Exercise aim: Word for word, transcribe the lines below and drop the pictures.

Records that describe figures:

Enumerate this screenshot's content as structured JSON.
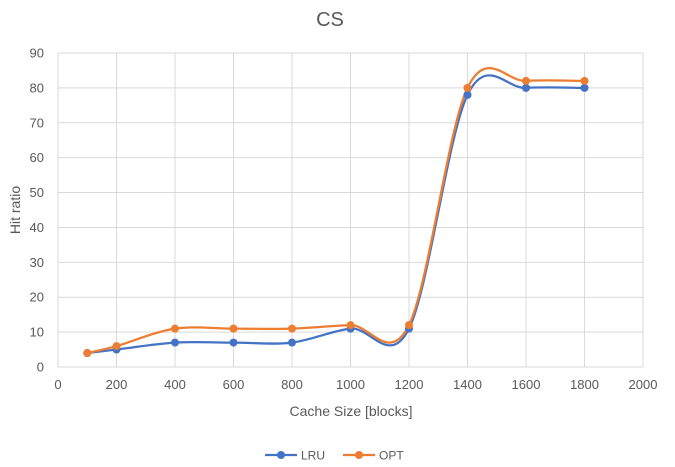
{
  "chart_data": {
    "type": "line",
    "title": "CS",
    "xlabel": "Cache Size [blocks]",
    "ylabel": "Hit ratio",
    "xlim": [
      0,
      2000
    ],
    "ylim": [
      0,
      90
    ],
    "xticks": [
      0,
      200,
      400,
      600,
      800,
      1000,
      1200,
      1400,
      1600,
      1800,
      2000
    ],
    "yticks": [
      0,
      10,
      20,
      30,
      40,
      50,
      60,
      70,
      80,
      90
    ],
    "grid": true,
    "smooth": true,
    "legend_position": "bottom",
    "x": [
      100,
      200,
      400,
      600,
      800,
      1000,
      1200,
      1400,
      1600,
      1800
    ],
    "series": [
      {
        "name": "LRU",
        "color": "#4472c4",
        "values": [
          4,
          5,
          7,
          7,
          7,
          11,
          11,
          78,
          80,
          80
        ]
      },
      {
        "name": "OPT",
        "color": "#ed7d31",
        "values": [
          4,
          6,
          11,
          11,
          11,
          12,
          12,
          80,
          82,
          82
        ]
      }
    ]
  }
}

Solution to the exercise:
Enumerate this screenshot's content as structured JSON.
{
  "chart_data": {
    "type": "line",
    "title": "CS",
    "xlabel": "Cache Size [blocks]",
    "ylabel": "Hit ratio",
    "xlim": [
      0,
      2000
    ],
    "ylim": [
      0,
      90
    ],
    "xticks": [
      0,
      200,
      400,
      600,
      800,
      1000,
      1200,
      1400,
      1600,
      1800,
      2000
    ],
    "yticks": [
      0,
      10,
      20,
      30,
      40,
      50,
      60,
      70,
      80,
      90
    ],
    "grid": true,
    "smooth": true,
    "legend_position": "bottom",
    "x": [
      100,
      200,
      400,
      600,
      800,
      1000,
      1200,
      1400,
      1600,
      1800
    ],
    "series": [
      {
        "name": "LRU",
        "color": "#4472c4",
        "values": [
          4,
          5,
          7,
          7,
          7,
          11,
          11,
          78,
          80,
          80
        ]
      },
      {
        "name": "OPT",
        "color": "#ed7d31",
        "values": [
          4,
          6,
          11,
          11,
          11,
          12,
          12,
          80,
          82,
          82
        ]
      }
    ]
  }
}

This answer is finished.